**Problem:** Look through the records below and collect all lines that hold the string "Kbps".

Stored data
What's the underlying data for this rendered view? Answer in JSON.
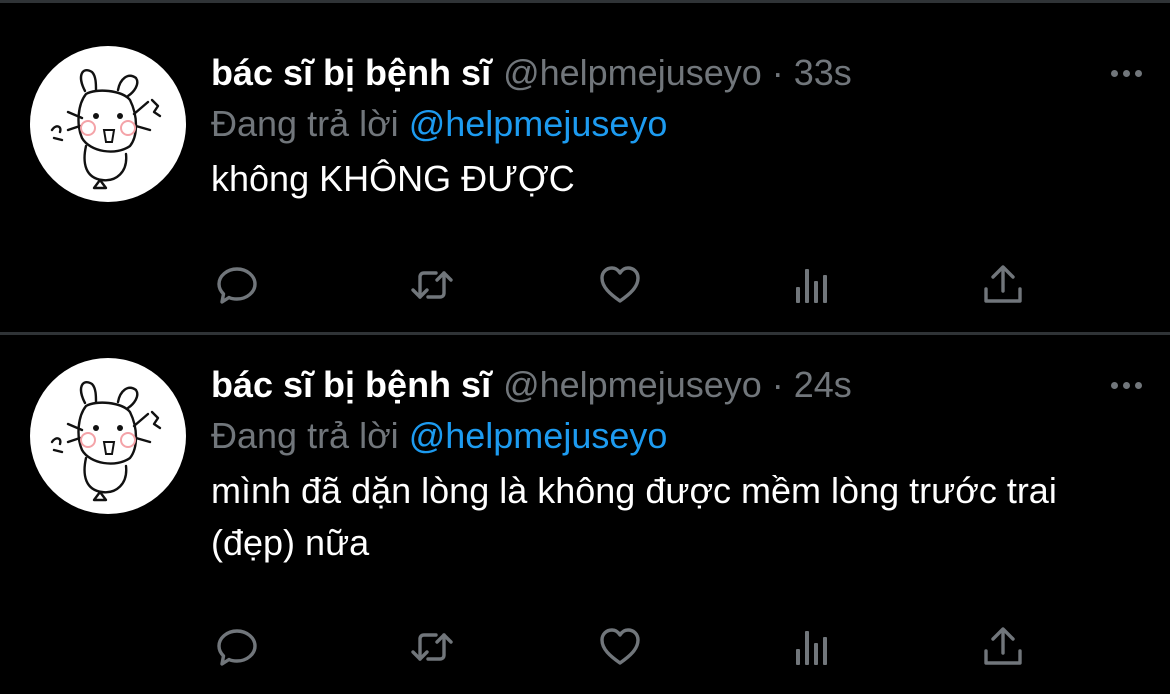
{
  "tweets": [
    {
      "author_name": "bác sĩ bị bệnh sĩ",
      "handle": "@helpmejuseyo",
      "separator": "·",
      "time": "33s",
      "replying_prefix": "Đang trả lời",
      "replying_to": "@helpmejuseyo",
      "text": "không KHÔNG ĐƯỢC"
    },
    {
      "author_name": "bác sĩ bị bệnh sĩ",
      "handle": "@helpmejuseyo",
      "separator": "·",
      "time": "24s",
      "replying_prefix": "Đang trả lời",
      "replying_to": "@helpmejuseyo",
      "text": "mình đã dặn lòng là không được mềm lòng trước trai (đẹp) nữa"
    }
  ],
  "icons": {
    "more": "more-horizontal-icon",
    "reply": "reply-bubble-icon",
    "retweet": "retweet-icon",
    "like": "heart-icon",
    "analytics": "analytics-bars-icon",
    "share": "share-upload-icon"
  },
  "colors": {
    "background": "#000000",
    "divider": "#2f3336",
    "text_primary": "#ffffff",
    "text_secondary": "#71767b",
    "accent": "#1d9bf0"
  }
}
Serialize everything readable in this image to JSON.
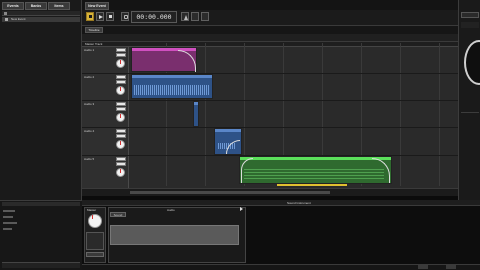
{
  "left_panel": {
    "tabs": [
      "Events",
      "Banks",
      "Items"
    ],
    "selected_event": "New Event",
    "bottom_status": "",
    "bottom_right": ""
  },
  "transport": {
    "tab_label": "New Event",
    "time_display": "00:00.000",
    "subtab": "Timeline"
  },
  "timeline": {
    "master_label": "Master Track",
    "tracks": [
      {
        "name": "Audio 1",
        "color": "#b03a9e"
      },
      {
        "name": "Audio 2",
        "color": "#3f6fb4"
      },
      {
        "name": "Audio 3",
        "color": "#3f6fb4"
      },
      {
        "name": "Audio 4",
        "color": "#3f6fb4"
      },
      {
        "name": "Audio 5",
        "color": "#3fb43f"
      }
    ]
  },
  "deck": {
    "title": "Sound Instrument",
    "master_label": "Master",
    "audio_label": "Audio",
    "sub_label": "Sound",
    "filename": "",
    "time_readout": "",
    "zoom": ""
  },
  "statusbar": {
    "text": ""
  },
  "colors": {
    "magenta_region": "#b03a9e",
    "blue_region": "#3f6fb4",
    "green_region": "#3fb43f",
    "accent_yellow": "#e0c030"
  }
}
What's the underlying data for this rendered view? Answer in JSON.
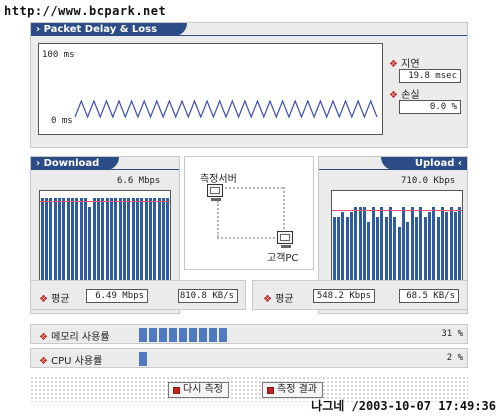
{
  "watermark": "http://www.bcpark.net",
  "footer_stamp": "나그네 /2003-10-07 17:49:36",
  "packet": {
    "tab_label": "› Packet Delay & Loss",
    "y_top_label": "100 ms",
    "y_bottom_label": "0 ms",
    "delay_label": "지연",
    "delay_value": "19.8 msec",
    "loss_label": "손실",
    "loss_value": "0.0 %",
    "wave_peaks": 24
  },
  "download": {
    "tab_label": "› Download",
    "rate_label": "6.6 Mbps",
    "avg_label": "평균",
    "avg_mbps": "6.49 Mbps",
    "avg_kbs": "810.8 KB/s",
    "bar_levels": [
      0.93,
      0.93,
      0.93,
      0.93,
      0.93,
      0.93,
      0.93,
      0.93,
      0.93,
      0.93,
      0.93,
      0.85,
      0.93,
      0.93,
      0.93,
      0.93,
      0.93,
      0.93,
      0.93,
      0.93,
      0.93,
      0.93,
      0.93,
      0.93,
      0.93,
      0.93,
      0.93,
      0.93,
      0.93,
      0.93
    ]
  },
  "upload": {
    "tab_label": "Upload ‹",
    "rate_label": "710.0 Kbps",
    "avg_label": "평균",
    "avg_mbps": "548.2 Kbps",
    "avg_kbs": "68.5 KB/s",
    "bar_levels": [
      0.75,
      0.75,
      0.8,
      0.75,
      0.8,
      0.85,
      0.85,
      0.85,
      0.7,
      0.85,
      0.75,
      0.85,
      0.75,
      0.85,
      0.75,
      0.65,
      0.85,
      0.7,
      0.85,
      0.75,
      0.85,
      0.75,
      0.8,
      0.85,
      0.75,
      0.85,
      0.8,
      0.85,
      0.8,
      0.85
    ]
  },
  "diagram": {
    "server_label": "측정서버",
    "client_label": "고객PC"
  },
  "memory": {
    "label": "메모리 사용률",
    "value": "31 %",
    "level": 0.31
  },
  "cpu": {
    "label": "CPU 사용률",
    "value": "2 %",
    "level": 0.02
  },
  "buttons": {
    "retest": "다시 측정",
    "result": "측정 결과"
  }
}
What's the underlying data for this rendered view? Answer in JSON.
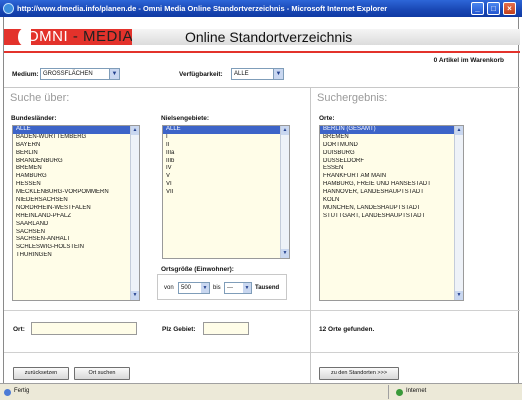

**Task result:**
    "rate_label": "710.0 Kbps",
    "avg_mbps": "548.2 Kbps",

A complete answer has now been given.